* START ROWS *

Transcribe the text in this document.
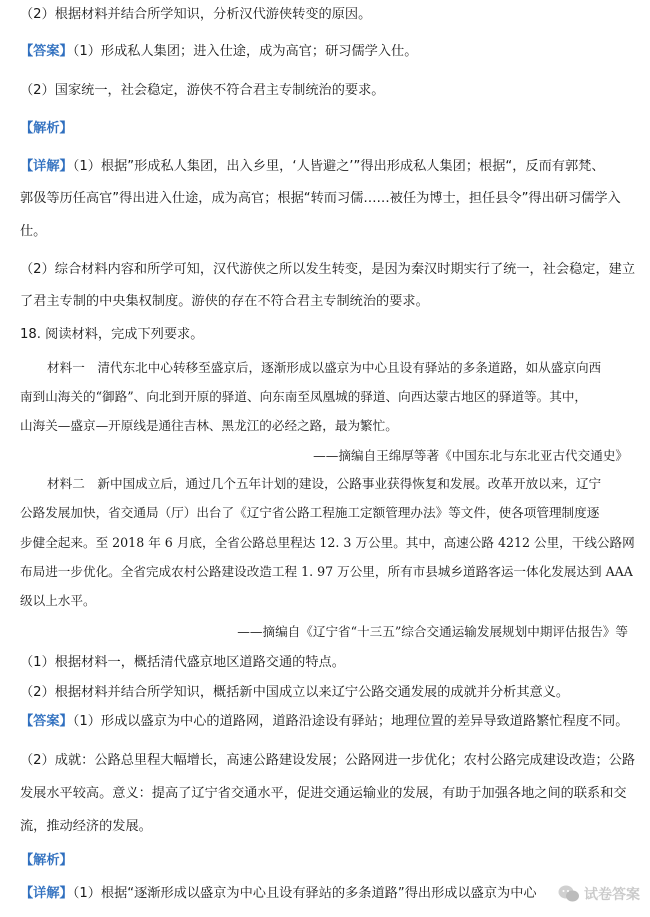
（2）根据材料并结合所学知识，分析汉代游侠转变的原因。
【答案】（1）形成私人集团；进入仕途，成为高官；研习儒学入仕。
（2）国家统一，社会稳定，游侠不符合君主专制统治的要求。
【解析】
【详解】（1）根据”形成私人集团，出入乡里，‘人皆避之’”得出形成私人集团；根据“，反而有郭梵、
郭伋等历任高官”得出进入仕途，成为高官；根据“转而习儒……被任为博士，担任县令”得出研习儒学入
仕。
（2）综合材料内容和所学可知，汉代游侠之所以发生转变，是因为秦汉时期实行了统一，社会稳定，建立
了君主专制的中央集权制度。游侠的存在不符合君主专制统治的要求。
18. 阅读材料，完成下列要求。
材料一　清代东北中心转移至盛京后，逐渐形成以盛京为中心且设有驿站的多条道路，如从盛京向西
南到山海关的“御路”、向北到开原的驿道、向东南至凤凰城的驿道、向西达蒙古地区的驿道等。其中，
山海关—盛京—开原线是通往吉林、黑龙江的必经之路，最为繁忙。
——摘编自王绵厚等著《中国东北与东北亚古代交通史》
材料二　新中国成立后，通过几个五年计划的建设，公路事业获得恢复和发展。改革开放以来，辽宁
公路发展加快，省交通局（厅）出台了《辽宁省公路工程施工定额管理办法》等文件，使各项管理制度逐
步健全起来。至 2018 年 6 月底，全省公路总里程达 12. 3 万公里。其中，高速公路 4212 公里，干线公路网
布局进一步优化。全省完成农村公路建设改造工程 1. 97 万公里，所有市县城乡道路客运一体化发展达到 AAA
级以上水平。
——摘编自《辽宁省“十三五”综合交通运输发展规划中期评估报告》等
（1）根据材料一，概括清代盛京地区道路交通的特点。
（2）根据材料并结合所学知识，概括新中国成立以来辽宁公路交通发展的成就并分析其意义。
【答案】（1）形成以盛京为中心的道路网，道路沿途设有驿站；地理位置的差异导致道路繁忙程度不同。
（2）成就：公路总里程大幅增长，高速公路建设发展；公路网进一步优化；农村公路完成建设改造；公路
发展水平较高。意义：提高了辽宁省交通水平，促进交通运输业的发展，有助于加强各地之间的联系和交
流，推动经济的发展。
【解析】
【详解】（1）根据“逐渐形成以盛京为中心且设有驿站的多条道路”得出形成以盛京为中心	试卷答案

* END ROWS *

The records shown above are to be repeated exactly, with the pictures left out.

- **TASK RESPONSE**
Transcribe the text in this document.
（2）根据材料并结合所学知识，分析汉代游侠转变的原因。
【答案】（1）形成私人集团；进入仕途，成为高官；研习儒学入仕。
（2）国家统一，社会稳定，游侠不符合君主专制统治的要求。
【解析】
【详解】（1）根据”形成私人集团，出入乡里，‘人皆避之’”得出形成私人集团；根据“，反而有郭梵、
郭伋等历任高官”得出进入仕途，成为高官；根据“转而习儒……被任为博士，担任县令”得出研习儒学入
仕。
（2）综合材料内容和所学可知，汉代游侠之所以发生转变，是因为秦汉时期实行了统一，社会稳定，建立
了君主专制的中央集权制度。游侠的存在不符合君主专制统治的要求。
18. 阅读材料，完成下列要求。
材料一　清代东北中心转移至盛京后，逐渐形成以盛京为中心且设有驿站的多条道路，如从盛京向西
南到山海关的“御路”、向北到开原的驿道、向东南至凤凰城的驿道、向西达蒙古地区的驿道等。其中，
山海关—盛京—开原线是通往吉林、黑龙江的必经之路，最为繁忙。
——摘编自王绵厚等著《中国东北与东北亚古代交通史》
材料二　新中国成立后，通过几个五年计划的建设，公路事业获得恢复和发展。改革开放以来，辽宁
公路发展加快，省交通局（厅）出台了《辽宁省公路工程施工定额管理办法》等文件，使各项管理制度逐
步健全起来。至 2018 年 6 月底，全省公路总里程达 12. 3 万公里。其中，高速公路 4212 公里，干线公路网
布局进一步优化。全省完成农村公路建设改造工程 1. 97 万公里，所有市县城乡道路客运一体化发展达到 AAA
级以上水平。
——摘编自《辽宁省“十三五”综合交通运输发展规划中期评估报告》等
（1）根据材料一，概括清代盛京地区道路交通的特点。
（2）根据材料并结合所学知识，概括新中国成立以来辽宁公路交通发展的成就并分析其意义。
【答案】（1）形成以盛京为中心的道路网，道路沿途设有驿站；地理位置的差异导致道路繁忙程度不同。
（2）成就：公路总里程大幅增长，高速公路建设发展；公路网进一步优化；农村公路完成建设改造；公路
发展水平较高。意义：提高了辽宁省交通水平，促进交通运输业的发展，有助于加强各地之间的联系和交
流，推动经济的发展。
【解析】
【详解】（1）根据“逐渐形成以盛京为中心且设有驿站的多条道路”得出形成以盛京为中心	试卷答案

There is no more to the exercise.